Problem. Pull out each line of the records holding the string "cause".

=-=-=-=-=

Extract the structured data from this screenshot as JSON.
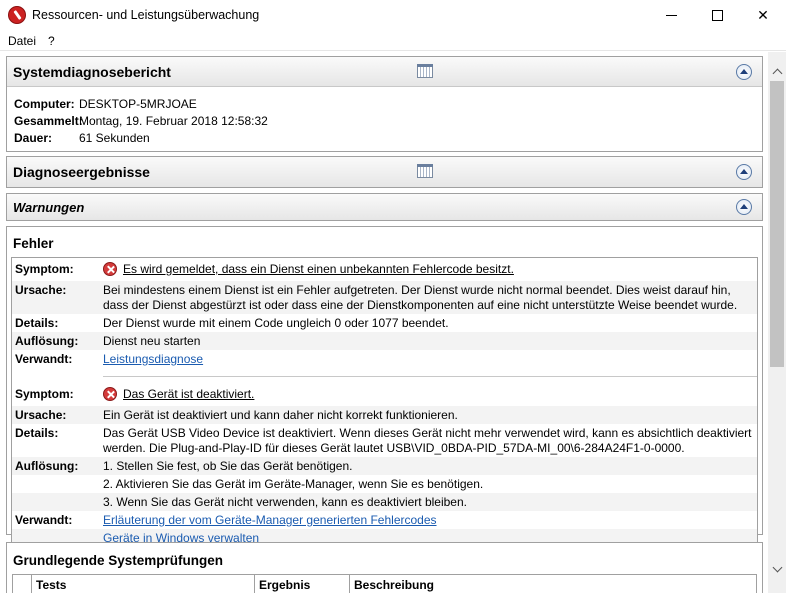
{
  "window": {
    "title": "Ressourcen- und Leistungsüberwachung",
    "minimize": "",
    "maximize": "",
    "close": "✕"
  },
  "menu": {
    "file": "Datei",
    "help": "?"
  },
  "systemreport": {
    "title": "Systemdiagnosebericht",
    "rows": [
      {
        "label": "Computer:",
        "value": "DESKTOP-5MRJOAE"
      },
      {
        "label": "Gesammelt:",
        "value": "Montag, 19. Februar 2018 12:58:32"
      },
      {
        "label": "Dauer:",
        "value": "61 Sekunden"
      }
    ]
  },
  "diagnose": {
    "title": "Diagnoseergebnisse"
  },
  "warnings": {
    "title": "Warnungen"
  },
  "errors": {
    "title": "Fehler",
    "labels": {
      "symptom": "Symptom:",
      "cause": "Ursache:",
      "details": "Details:",
      "resolution": "Auflösung:",
      "related": "Verwandt:"
    },
    "items": [
      {
        "symptom": "Es wird gemeldet, dass ein Dienst einen unbekannten Fehlercode besitzt.",
        "cause": "Bei mindestens einem Dienst ist ein Fehler aufgetreten. Der Dienst wurde nicht normal beendet. Dies weist darauf hin, dass der Dienst abgestürzt ist oder dass eine der Dienstkomponenten auf eine nicht unterstützte Weise beendet wurde.",
        "details": "Der Dienst wurde mit einem Code ungleich 0 oder 1077 beendet.",
        "resolution": [
          "Dienst neu starten"
        ],
        "related": [
          "Leistungsdiagnose"
        ]
      },
      {
        "symptom": "Das Gerät ist deaktiviert.",
        "cause": "Ein Gerät ist deaktiviert und kann daher nicht korrekt funktionieren.",
        "details": "Das Gerät USB Video Device ist deaktiviert. Wenn dieses Gerät nicht mehr verwendet wird, kann es absichtlich deaktiviert werden. Die Plug-and-Play-ID für dieses Gerät lautet USB\\VID_0BDA-PID_57DA-MI_00\\6-284A24F1-0-0000.",
        "resolution": [
          "1. Stellen Sie fest, ob Sie das Gerät benötigen.",
          "2. Aktivieren Sie das Gerät im Geräte-Manager, wenn Sie es benötigen.",
          "3. Wenn Sie das Gerät nicht verwenden, kann es deaktiviert bleiben."
        ],
        "related": [
          "Erläuterung der vom Geräte-Manager generierten Fehlercodes",
          "Geräte in Windows verwalten"
        ]
      }
    ]
  },
  "basicchecks": {
    "title": "Grundlegende Systemprüfungen",
    "columns": [
      "Tests",
      "Ergebnis",
      "Beschreibung"
    ]
  }
}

=-=-=-=-=

Exercise output.
      "cause": "Ursache:",
        "cause": "Bei mindestens einem Dienst ist ein Fehler aufgetreten. Der Dienst wurde nicht normal beendet. Dies weist darauf hin, dass der Dienst abgestürzt ist oder dass eine der Dienstkomponenten auf eine nicht unterstützte Weise beendet wurde.",
        "cause": "Ein Gerät ist deaktiviert und kann daher nicht korrekt funktionieren.",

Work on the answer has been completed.